**Stated exercise**
Your task is to reproduce the material exactly.
╔══
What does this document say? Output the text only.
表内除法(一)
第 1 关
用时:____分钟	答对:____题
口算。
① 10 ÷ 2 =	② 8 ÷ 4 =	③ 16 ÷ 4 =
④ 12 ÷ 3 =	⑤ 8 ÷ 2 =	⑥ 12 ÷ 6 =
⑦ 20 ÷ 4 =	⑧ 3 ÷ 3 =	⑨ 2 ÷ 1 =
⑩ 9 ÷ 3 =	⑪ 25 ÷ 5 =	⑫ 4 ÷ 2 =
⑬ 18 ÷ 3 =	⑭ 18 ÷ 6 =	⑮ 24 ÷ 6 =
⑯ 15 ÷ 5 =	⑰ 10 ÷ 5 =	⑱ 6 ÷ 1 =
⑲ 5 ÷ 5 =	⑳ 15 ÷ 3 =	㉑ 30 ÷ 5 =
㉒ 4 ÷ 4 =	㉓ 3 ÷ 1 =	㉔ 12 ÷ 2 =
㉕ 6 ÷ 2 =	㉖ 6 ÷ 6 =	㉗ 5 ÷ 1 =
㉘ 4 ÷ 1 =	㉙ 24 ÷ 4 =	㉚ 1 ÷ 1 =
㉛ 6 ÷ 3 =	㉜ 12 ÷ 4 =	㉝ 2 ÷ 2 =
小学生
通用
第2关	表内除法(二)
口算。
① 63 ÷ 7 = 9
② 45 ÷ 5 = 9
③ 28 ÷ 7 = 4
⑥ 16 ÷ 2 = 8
╚══
**Correct output**
What does this document say? Output the text only.
表内除法(一)
第 1 关
用时:____分钟	答对:____题
口算。
① 10 ÷ 2 =	② 8 ÷ 4 =	③ 16 ÷ 4 =
④ 12 ÷ 3 =	⑤ 8 ÷ 2 =	⑥ 12 ÷ 6 =
⑦ 20 ÷ 4 =	⑧ 3 ÷ 3 =	⑨ 2 ÷ 1 =
⑩ 9 ÷ 3 =	⑪ 25 ÷ 5 =	⑫ 4 ÷ 2 =
⑬ 18 ÷ 3 =	⑭ 18 ÷ 6 =	⑮ 24 ÷ 6 =
⑯ 15 ÷ 5 =	⑰ 10 ÷ 5 =	⑱ 6 ÷ 1 =
⑲ 5 ÷ 5 =	⑳ 15 ÷ 3 =	㉑ 30 ÷ 5 =
㉒ 4 ÷ 4 =	㉓ 3 ÷ 1 =	㉔ 12 ÷ 2 =
㉕ 6 ÷ 2 =	㉖ 6 ÷ 6 =	㉗ 5 ÷ 1 =
㉘ 4 ÷ 1 =	㉙ 24 ÷ 4 =	㉚ 1 ÷ 1 =
㉛ 6 ÷ 3 =	㉜ 12 ÷ 4 =	㉝ 2 ÷ 2 =
小学生
通用
第2关	表内除法(二)
口算。
① 63 ÷ 7 = 9
② 45 ÷ 5 = 9
③ 28 ÷ 7 = 4
⑥ 16 ÷ 2 = 8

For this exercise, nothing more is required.